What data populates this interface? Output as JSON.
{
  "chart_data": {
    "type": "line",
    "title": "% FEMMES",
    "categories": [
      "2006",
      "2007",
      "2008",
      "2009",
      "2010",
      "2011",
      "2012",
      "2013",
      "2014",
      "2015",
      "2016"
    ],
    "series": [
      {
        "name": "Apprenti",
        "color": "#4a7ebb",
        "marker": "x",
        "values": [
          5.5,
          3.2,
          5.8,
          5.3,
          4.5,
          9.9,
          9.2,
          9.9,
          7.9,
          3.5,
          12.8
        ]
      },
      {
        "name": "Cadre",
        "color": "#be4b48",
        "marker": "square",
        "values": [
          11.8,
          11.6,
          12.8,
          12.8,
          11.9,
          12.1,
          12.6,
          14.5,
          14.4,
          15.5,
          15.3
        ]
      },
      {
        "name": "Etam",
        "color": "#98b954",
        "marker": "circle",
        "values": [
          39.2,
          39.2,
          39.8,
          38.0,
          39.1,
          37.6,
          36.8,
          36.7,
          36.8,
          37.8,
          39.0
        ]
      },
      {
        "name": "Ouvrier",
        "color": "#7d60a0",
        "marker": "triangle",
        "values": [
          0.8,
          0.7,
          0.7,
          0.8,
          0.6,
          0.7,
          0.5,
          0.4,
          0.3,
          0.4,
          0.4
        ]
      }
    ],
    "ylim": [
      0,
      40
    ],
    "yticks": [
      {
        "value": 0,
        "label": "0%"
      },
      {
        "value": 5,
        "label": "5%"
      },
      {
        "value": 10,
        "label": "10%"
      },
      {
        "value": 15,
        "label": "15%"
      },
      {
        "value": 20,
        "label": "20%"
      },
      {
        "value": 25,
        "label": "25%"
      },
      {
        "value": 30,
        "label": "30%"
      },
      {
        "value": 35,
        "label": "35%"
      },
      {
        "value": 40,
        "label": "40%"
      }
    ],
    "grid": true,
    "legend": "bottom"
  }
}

────────────────────────────────────────

| Work to do |
Find the lines containing "marker" and pull them out.

| Task output |
        "marker": "x",
        "marker": "square",
        "marker": "circle",
        "marker": "triangle",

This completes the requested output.